WORK TO DO |
Please quote every line word for word.

□ □ □ □ □ □ □

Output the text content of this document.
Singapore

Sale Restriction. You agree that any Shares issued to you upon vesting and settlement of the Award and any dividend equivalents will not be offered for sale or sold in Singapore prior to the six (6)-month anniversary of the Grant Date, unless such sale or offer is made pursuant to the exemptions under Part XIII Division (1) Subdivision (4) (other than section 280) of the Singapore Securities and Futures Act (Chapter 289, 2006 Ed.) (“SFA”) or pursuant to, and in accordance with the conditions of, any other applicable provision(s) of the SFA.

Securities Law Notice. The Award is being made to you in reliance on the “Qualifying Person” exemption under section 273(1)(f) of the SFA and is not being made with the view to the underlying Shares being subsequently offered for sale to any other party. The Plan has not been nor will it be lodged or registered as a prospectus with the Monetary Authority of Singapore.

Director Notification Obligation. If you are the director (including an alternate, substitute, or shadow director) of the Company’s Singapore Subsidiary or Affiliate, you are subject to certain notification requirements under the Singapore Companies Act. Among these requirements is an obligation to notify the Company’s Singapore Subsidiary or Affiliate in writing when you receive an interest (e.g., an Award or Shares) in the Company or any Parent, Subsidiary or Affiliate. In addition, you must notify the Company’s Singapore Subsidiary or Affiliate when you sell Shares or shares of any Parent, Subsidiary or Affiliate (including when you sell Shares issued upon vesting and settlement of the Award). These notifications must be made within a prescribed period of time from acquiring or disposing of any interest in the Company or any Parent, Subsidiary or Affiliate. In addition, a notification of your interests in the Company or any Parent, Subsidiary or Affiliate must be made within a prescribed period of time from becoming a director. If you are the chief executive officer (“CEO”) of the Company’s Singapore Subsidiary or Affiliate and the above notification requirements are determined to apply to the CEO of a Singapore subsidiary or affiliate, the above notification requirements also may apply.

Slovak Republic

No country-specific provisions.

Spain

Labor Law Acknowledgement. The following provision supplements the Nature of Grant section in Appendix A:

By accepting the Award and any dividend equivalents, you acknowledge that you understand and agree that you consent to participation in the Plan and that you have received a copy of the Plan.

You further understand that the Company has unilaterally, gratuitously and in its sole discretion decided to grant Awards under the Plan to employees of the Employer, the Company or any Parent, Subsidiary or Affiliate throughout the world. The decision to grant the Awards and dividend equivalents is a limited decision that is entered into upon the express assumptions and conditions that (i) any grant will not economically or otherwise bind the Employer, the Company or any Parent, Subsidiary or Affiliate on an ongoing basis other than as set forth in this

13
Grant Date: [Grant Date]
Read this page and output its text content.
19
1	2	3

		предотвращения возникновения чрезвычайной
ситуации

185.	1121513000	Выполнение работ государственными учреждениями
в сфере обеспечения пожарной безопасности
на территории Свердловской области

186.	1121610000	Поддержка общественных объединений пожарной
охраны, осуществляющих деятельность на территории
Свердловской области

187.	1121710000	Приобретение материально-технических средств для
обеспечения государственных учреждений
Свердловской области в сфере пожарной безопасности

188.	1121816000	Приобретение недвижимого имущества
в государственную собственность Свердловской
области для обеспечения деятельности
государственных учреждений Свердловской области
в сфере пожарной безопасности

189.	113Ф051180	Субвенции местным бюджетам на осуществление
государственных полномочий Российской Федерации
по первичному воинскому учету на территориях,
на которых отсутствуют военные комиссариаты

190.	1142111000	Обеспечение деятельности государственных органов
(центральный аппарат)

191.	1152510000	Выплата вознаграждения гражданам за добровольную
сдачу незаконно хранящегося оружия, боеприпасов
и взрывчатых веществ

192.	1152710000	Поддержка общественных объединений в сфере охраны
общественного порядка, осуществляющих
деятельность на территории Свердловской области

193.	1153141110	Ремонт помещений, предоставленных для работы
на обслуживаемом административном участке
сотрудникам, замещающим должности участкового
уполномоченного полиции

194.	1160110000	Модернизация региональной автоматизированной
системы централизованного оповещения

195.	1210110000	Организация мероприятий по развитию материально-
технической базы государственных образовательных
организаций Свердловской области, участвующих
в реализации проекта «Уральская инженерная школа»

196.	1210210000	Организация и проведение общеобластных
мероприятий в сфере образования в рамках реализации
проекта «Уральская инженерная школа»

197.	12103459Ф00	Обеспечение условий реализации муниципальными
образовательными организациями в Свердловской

□ □ □ □ □ □ □

THE RESULT |
Output the text content of this document.
Singapore

Sale Restriction. You agree that any Shares issued to you upon vesting and settlement of the Award and any dividend equivalents will not be offered for sale or sold in Singapore prior to the six (6)-month anniversary of the Grant Date, unless such sale or offer is made pursuant to the exemptions under Part XIII Division (1) Subdivision (4) (other than section 280) of the Singapore Securities and Futures Act (Chapter 289, 2006 Ed.) (“SFA”) or pursuant to, and in accordance with the conditions of, any other applicable provision(s) of the SFA.

Securities Law Notice. The Award is being made to you in reliance on the “Qualifying Person” exemption under section 273(1)(f) of the SFA and is not being made with the view to the underlying Shares being subsequently offered for sale to any other party. The Plan has not been nor will it be lodged or registered as a prospectus with the Monetary Authority of Singapore.

Director Notification Obligation. If you are the director (including an alternate, substitute, or shadow director) of the Company’s Singapore Subsidiary or Affiliate, you are subject to certain notification requirements under the Singapore Companies Act. Among these requirements is an obligation to notify the Company’s Singapore Subsidiary or Affiliate in writing when you receive an interest (e.g., an Award or Shares) in the Company or any Parent, Subsidiary or Affiliate. In addition, you must notify the Company’s Singapore Subsidiary or Affiliate when you sell Shares or shares of any Parent, Subsidiary or Affiliate (including when you sell Shares issued upon vesting and settlement of the Award). These notifications must be made within a prescribed period of time from acquiring or disposing of any interest in the Company or any Parent, Subsidiary or Affiliate. In addition, a notification of your interests in the Company or any Parent, Subsidiary or Affiliate must be made within a prescribed period of time from becoming a director. If you are the chief executive officer (“CEO”) of the Company’s Singapore Subsidiary or Affiliate and the above notification requirements are determined to apply to the CEO of a Singapore subsidiary or affiliate, the above notification requirements also may apply.

Slovak Republic

No country-specific provisions.

Spain

Labor Law Acknowledgement. The following provision supplements the Nature of Grant section in Appendix A:

By accepting the Award and any dividend equivalents, you acknowledge that you understand and agree that you consent to participation in the Plan and that you have received a copy of the Plan.

You further understand that the Company has unilaterally, gratuitously and in its sole discretion decided to grant Awards under the Plan to employees of the Employer, the Company or any Parent, Subsidiary or Affiliate throughout the world. The decision to grant the Awards and dividend equivalents is a limited decision that is entered into upon the express assumptions and conditions that (i) any grant will not economically or otherwise bind the Employer, the Company or any Parent, Subsidiary or Affiliate on an ongoing basis other than as set forth in this

13
Grant Date: [Grant Date]
Read this page and output its text content.
19
1	2	3

		предотвращения возникновения чрезвычайной
ситуации

185.	1121513000	Выполнение работ государственными учреждениями
в сфере обеспечения пожарной безопасности
на территории Свердловской области

186.	1121610000	Поддержка общественных объединений пожарной
охраны, осуществляющих деятельность на территории
Свердловской области

187.	1121710000	Приобретение материально-технических средств для
обеспечения государственных учреждений
Свердловской области в сфере пожарной безопасности

188.	1121816000	Приобретение недвижимого имущества
в государственную собственность Свердловской
области для обеспечения деятельности
государственных учреждений Свердловской области
в сфере пожарной безопасности

189.	113Ф051180	Субвенции местным бюджетам на осуществление
государственных полномочий Российской Федерации
по первичному воинскому учету на территориях,
на которых отсутствуют военные комиссариаты

190.	1142111000	Обеспечение деятельности государственных органов
(центральный аппарат)

191.	1152510000	Выплата вознаграждения гражданам за добровольную
сдачу незаконно хранящегося оружия, боеприпасов
и взрывчатых веществ

192.	1152710000	Поддержка общественных объединений в сфере охраны
общественного порядка, осуществляющих
деятельность на территории Свердловской области

193.	1153141110	Ремонт помещений, предоставленных для работы
на обслуживаемом административном участке
сотрудникам, замещающим должности участкового
уполномоченного полиции

194.	1160110000	Модернизация региональной автоматизированной
системы централизованного оповещения

195.	1210110000	Организация мероприятий по развитию материально-
технической базы государственных образовательных
организаций Свердловской области, участвующих
в реализации проекта «Уральская инженерная школа»

196.	1210210000	Организация и проведение общеобластных
мероприятий в сфере образования в рамках реализации
проекта «Уральская инженерная школа»

197.	12103459Ф00	Обеспечение условий реализации муниципальными
образовательными организациями в Свердловской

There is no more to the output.